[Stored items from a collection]
(begin)

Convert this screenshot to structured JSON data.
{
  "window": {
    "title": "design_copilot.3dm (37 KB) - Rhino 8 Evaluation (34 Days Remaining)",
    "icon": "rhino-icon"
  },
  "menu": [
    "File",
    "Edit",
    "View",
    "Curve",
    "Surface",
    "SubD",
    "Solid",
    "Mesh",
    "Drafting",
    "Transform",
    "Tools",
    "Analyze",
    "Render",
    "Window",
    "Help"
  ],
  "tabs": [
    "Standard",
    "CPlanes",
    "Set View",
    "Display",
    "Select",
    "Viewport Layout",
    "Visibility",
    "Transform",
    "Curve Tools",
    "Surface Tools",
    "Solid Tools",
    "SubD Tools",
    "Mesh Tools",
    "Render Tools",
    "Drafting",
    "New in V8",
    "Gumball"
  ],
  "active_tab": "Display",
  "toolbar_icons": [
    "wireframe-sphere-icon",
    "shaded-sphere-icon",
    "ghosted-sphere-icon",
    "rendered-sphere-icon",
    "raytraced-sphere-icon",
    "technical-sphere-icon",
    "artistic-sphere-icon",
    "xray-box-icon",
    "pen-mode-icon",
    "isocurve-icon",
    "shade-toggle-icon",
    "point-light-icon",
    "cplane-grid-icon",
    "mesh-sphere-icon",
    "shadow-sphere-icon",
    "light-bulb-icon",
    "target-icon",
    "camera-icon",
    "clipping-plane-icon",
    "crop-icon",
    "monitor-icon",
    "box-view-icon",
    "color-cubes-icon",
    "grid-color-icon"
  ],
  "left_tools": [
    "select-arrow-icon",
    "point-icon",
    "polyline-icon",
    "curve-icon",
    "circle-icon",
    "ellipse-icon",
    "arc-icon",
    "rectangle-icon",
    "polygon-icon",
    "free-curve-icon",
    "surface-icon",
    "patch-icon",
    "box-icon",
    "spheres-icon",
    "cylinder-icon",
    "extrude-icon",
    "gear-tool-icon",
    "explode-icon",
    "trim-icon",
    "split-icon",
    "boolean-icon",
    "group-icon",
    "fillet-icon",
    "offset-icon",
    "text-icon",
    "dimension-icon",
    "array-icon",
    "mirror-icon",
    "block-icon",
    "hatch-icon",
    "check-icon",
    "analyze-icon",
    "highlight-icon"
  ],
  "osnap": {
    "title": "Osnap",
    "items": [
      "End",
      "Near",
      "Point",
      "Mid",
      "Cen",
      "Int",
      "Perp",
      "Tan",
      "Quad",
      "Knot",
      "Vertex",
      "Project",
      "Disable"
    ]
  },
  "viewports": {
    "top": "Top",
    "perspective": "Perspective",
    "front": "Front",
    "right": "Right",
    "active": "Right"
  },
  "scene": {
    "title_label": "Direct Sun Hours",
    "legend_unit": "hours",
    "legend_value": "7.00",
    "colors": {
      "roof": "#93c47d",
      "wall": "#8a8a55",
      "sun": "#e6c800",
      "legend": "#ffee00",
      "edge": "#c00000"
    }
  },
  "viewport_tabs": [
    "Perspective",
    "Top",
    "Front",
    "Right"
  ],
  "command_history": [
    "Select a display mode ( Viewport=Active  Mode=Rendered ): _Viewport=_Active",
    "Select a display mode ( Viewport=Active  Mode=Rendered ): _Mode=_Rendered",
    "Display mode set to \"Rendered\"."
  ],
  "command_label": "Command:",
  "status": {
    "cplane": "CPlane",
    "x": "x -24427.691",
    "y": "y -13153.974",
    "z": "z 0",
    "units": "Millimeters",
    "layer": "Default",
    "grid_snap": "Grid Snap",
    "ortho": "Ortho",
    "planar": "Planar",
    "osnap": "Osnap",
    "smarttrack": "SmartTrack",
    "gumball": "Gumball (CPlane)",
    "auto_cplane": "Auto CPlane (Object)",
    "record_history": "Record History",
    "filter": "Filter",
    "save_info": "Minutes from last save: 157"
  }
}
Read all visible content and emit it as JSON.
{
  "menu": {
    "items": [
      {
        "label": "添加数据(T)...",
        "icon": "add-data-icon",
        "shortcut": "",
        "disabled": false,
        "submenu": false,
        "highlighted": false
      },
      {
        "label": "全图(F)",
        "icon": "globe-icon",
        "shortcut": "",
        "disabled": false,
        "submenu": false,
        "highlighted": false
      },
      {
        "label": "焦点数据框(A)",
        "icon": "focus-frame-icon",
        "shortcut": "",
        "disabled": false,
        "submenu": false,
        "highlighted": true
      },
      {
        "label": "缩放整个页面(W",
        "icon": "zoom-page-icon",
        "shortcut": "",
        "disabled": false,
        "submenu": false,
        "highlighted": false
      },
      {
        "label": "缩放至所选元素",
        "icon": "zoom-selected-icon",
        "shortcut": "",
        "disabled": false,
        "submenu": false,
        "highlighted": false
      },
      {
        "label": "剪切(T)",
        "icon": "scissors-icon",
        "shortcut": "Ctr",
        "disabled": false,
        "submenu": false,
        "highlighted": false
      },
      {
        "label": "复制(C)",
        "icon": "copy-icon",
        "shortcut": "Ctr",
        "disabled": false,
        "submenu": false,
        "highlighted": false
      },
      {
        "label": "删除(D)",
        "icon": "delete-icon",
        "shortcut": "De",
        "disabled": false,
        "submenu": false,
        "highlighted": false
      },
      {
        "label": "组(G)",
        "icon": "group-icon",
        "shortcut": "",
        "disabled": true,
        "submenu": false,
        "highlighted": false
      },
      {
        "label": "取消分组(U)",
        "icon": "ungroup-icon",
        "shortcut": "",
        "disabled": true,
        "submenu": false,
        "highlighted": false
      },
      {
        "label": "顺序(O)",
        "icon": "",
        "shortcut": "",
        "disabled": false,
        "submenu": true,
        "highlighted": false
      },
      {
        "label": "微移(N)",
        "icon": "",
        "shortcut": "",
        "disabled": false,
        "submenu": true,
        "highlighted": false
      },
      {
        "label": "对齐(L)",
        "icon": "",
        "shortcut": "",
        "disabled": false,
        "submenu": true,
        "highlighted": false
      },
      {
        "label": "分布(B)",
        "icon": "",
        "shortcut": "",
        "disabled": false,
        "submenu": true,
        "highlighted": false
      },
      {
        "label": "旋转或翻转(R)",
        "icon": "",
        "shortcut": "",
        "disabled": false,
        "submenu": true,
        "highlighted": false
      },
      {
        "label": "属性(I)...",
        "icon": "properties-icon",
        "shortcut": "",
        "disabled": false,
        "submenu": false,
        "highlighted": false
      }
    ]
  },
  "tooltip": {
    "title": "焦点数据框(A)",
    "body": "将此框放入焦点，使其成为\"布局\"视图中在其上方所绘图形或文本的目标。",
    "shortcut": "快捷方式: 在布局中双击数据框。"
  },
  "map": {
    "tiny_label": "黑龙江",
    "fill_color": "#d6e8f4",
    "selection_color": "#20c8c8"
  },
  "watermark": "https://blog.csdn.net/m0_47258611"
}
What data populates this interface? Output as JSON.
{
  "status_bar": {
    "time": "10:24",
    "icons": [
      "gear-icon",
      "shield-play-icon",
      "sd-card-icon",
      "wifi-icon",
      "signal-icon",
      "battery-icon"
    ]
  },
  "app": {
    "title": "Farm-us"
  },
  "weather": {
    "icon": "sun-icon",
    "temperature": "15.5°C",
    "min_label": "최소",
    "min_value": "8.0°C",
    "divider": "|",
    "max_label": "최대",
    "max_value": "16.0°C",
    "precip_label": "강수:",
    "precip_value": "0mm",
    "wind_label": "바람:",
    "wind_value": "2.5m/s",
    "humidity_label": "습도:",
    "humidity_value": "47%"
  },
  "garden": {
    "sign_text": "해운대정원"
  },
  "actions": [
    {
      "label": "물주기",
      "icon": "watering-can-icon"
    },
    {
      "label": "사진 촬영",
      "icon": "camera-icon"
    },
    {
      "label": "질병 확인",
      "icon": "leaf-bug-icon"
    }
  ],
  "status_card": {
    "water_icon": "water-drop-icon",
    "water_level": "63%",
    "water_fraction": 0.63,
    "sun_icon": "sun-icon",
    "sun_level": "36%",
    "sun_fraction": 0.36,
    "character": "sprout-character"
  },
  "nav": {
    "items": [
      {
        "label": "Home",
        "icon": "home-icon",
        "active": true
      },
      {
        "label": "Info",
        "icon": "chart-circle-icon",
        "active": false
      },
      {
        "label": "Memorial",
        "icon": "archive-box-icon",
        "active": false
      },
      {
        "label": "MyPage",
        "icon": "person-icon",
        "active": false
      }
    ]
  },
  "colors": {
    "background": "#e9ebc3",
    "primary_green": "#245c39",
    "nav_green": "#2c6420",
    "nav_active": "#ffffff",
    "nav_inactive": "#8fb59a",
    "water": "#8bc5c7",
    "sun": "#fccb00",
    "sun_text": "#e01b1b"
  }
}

(end)

◆ **GOAL**
Scan the data for the word "Perspective" and copy every line where it shows up.

◆ **REPLY TO THE EXERCISE**
    "perspective": "Perspective",
    "Perspective",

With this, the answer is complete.